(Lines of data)
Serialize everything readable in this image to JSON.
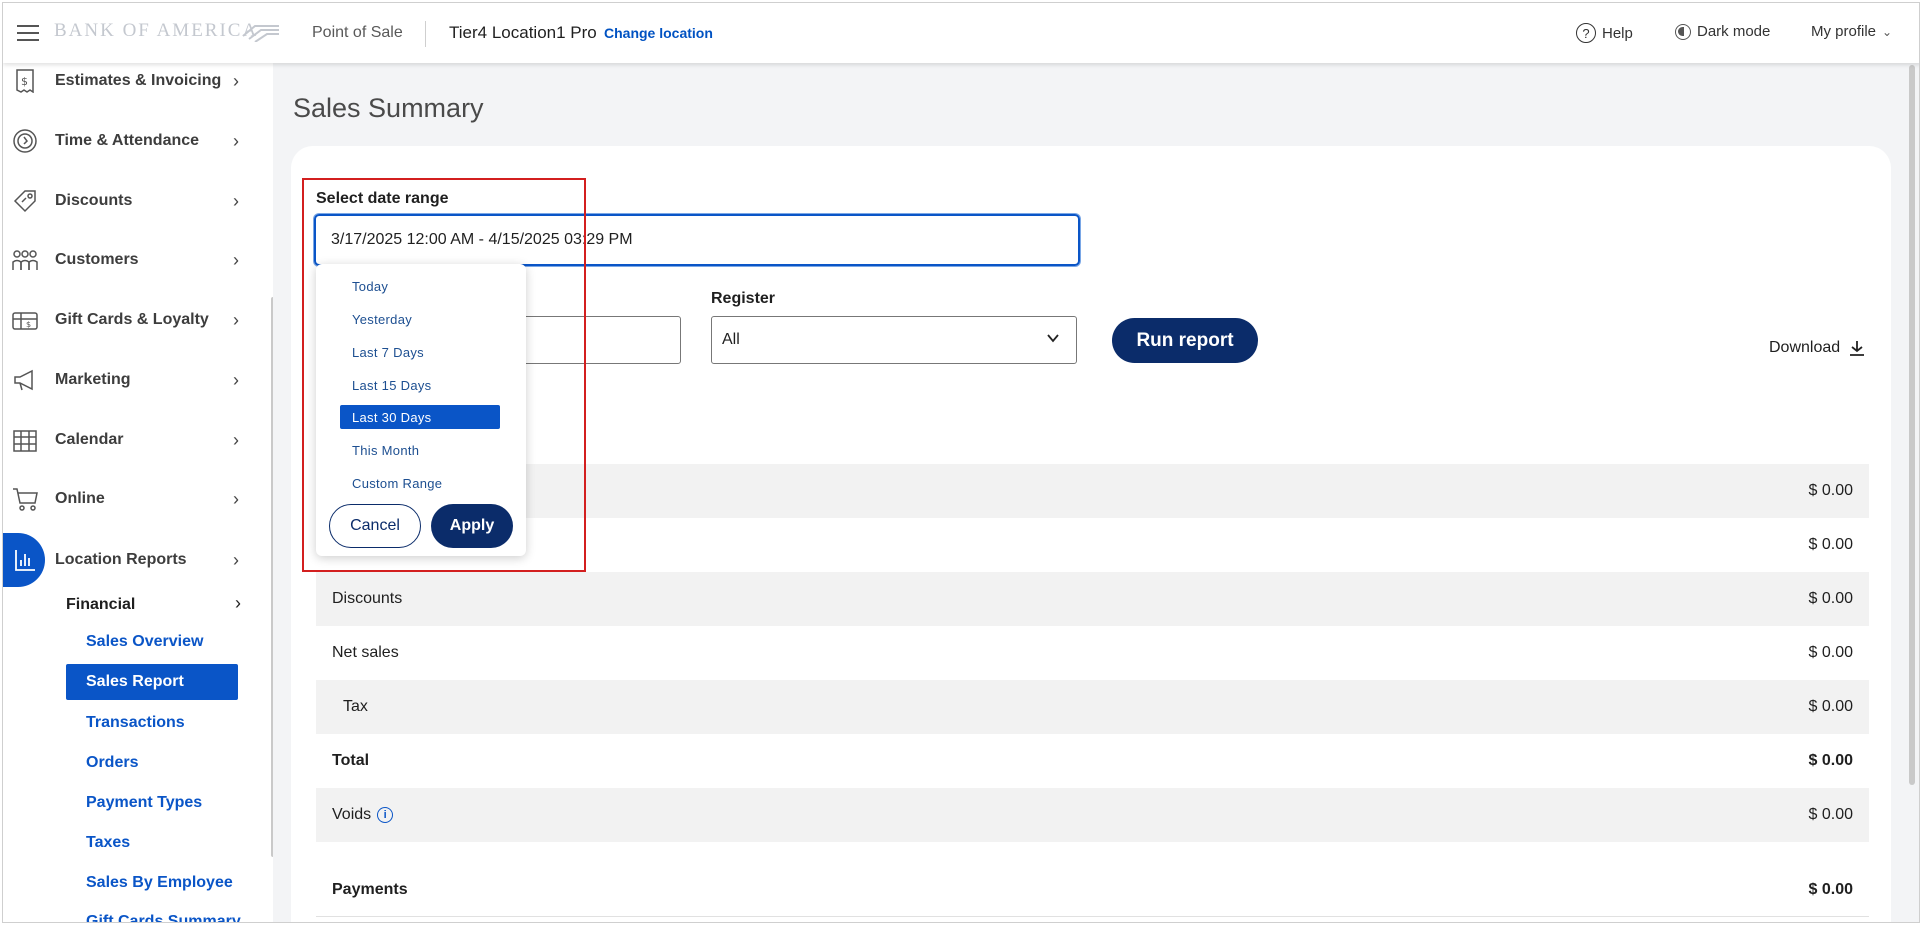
{
  "header": {
    "logo_text": "BANK OF AMERICA",
    "app_name": "Point of Sale",
    "location_name": "Tier4 Location1 Pro",
    "change_location": "Change location",
    "help": "Help",
    "dark_mode": "Dark mode",
    "my_profile": "My profile"
  },
  "sidebar": {
    "items": [
      {
        "label": "Estimates & Invoicing",
        "icon": "invoice-icon"
      },
      {
        "label": "Time & Attendance",
        "icon": "clock-icon"
      },
      {
        "label": "Discounts",
        "icon": "tag-icon"
      },
      {
        "label": "Customers",
        "icon": "people-icon"
      },
      {
        "label": "Gift Cards & Loyalty",
        "icon": "gift-card-icon"
      },
      {
        "label": "Marketing",
        "icon": "megaphone-icon"
      },
      {
        "label": "Calendar",
        "icon": "calendar-icon"
      },
      {
        "label": "Online",
        "icon": "cart-icon"
      },
      {
        "label": "Location Reports",
        "icon": "bar-chart-icon"
      }
    ],
    "financial": "Financial",
    "sub_items": [
      "Sales Overview",
      "Sales Report",
      "Transactions",
      "Orders",
      "Payment Types",
      "Taxes",
      "Sales By Employee",
      "Gift Cards Summary"
    ]
  },
  "main": {
    "page_title": "Sales Summary",
    "date_range_label": "Select date range",
    "date_range_value": "3/17/2025 12:00 AM - 4/15/2025 03:29 PM",
    "register_label": "Register",
    "register_value": "All",
    "run_report": "Run report",
    "download": "Download"
  },
  "dropdown": {
    "options": [
      "Today",
      "Yesterday",
      "Last 7 Days",
      "Last 15 Days",
      "Last 30 Days",
      "This Month",
      "Custom Range"
    ],
    "selected": "Last 30 Days",
    "cancel": "Cancel",
    "apply": "Apply"
  },
  "table": {
    "rows": [
      {
        "label": "",
        "value": "$ 0.00"
      },
      {
        "label": "",
        "value": "$ 0.00"
      },
      {
        "label": "Discounts",
        "value": "$ 0.00"
      },
      {
        "label": "Net sales",
        "value": "$ 0.00"
      },
      {
        "label": "Tax",
        "value": "$ 0.00"
      },
      {
        "label": "Total",
        "value": "$ 0.00"
      },
      {
        "label": "Voids",
        "value": "$ 0.00"
      },
      {
        "label": "Payments",
        "value": "$ 0.00"
      }
    ]
  },
  "colors": {
    "accent": "#0a55c7",
    "navy": "#0b2c6a",
    "annotation": "#d31f1f"
  }
}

WHAT THE TASK REQUIRES: Keep the pictures out and write out the records exactly.

OUTPUT FOR THIS TASK:
Serialize everything readable in this image to JSON.
{
  "header": {
    "logo_text": "BANK OF AMERICA",
    "app_name": "Point of Sale",
    "location_name": "Tier4 Location1 Pro",
    "change_location": "Change location",
    "help": "Help",
    "dark_mode": "Dark mode",
    "my_profile": "My profile"
  },
  "sidebar": {
    "items": [
      {
        "label": "Estimates & Invoicing",
        "icon": "invoice-icon"
      },
      {
        "label": "Time & Attendance",
        "icon": "clock-icon"
      },
      {
        "label": "Discounts",
        "icon": "tag-icon"
      },
      {
        "label": "Customers",
        "icon": "people-icon"
      },
      {
        "label": "Gift Cards & Loyalty",
        "icon": "gift-card-icon"
      },
      {
        "label": "Marketing",
        "icon": "megaphone-icon"
      },
      {
        "label": "Calendar",
        "icon": "calendar-icon"
      },
      {
        "label": "Online",
        "icon": "cart-icon"
      },
      {
        "label": "Location Reports",
        "icon": "bar-chart-icon"
      }
    ],
    "financial": "Financial",
    "sub_items": [
      "Sales Overview",
      "Sales Report",
      "Transactions",
      "Orders",
      "Payment Types",
      "Taxes",
      "Sales By Employee",
      "Gift Cards Summary"
    ]
  },
  "main": {
    "page_title": "Sales Summary",
    "date_range_label": "Select date range",
    "date_range_value": "3/17/2025 12:00 AM - 4/15/2025 03:29 PM",
    "register_label": "Register",
    "register_value": "All",
    "run_report": "Run report",
    "download": "Download"
  },
  "dropdown": {
    "options": [
      "Today",
      "Yesterday",
      "Last 7 Days",
      "Last 15 Days",
      "Last 30 Days",
      "This Month",
      "Custom Range"
    ],
    "selected": "Last 30 Days",
    "cancel": "Cancel",
    "apply": "Apply"
  },
  "table": {
    "rows": [
      {
        "label": "",
        "value": "$ 0.00"
      },
      {
        "label": "",
        "value": "$ 0.00"
      },
      {
        "label": "Discounts",
        "value": "$ 0.00"
      },
      {
        "label": "Net sales",
        "value": "$ 0.00"
      },
      {
        "label": "Tax",
        "value": "$ 0.00"
      },
      {
        "label": "Total",
        "value": "$ 0.00"
      },
      {
        "label": "Voids",
        "value": "$ 0.00"
      },
      {
        "label": "Payments",
        "value": "$ 0.00"
      }
    ]
  },
  "colors": {
    "accent": "#0a55c7",
    "navy": "#0b2c6a",
    "annotation": "#d31f1f"
  }
}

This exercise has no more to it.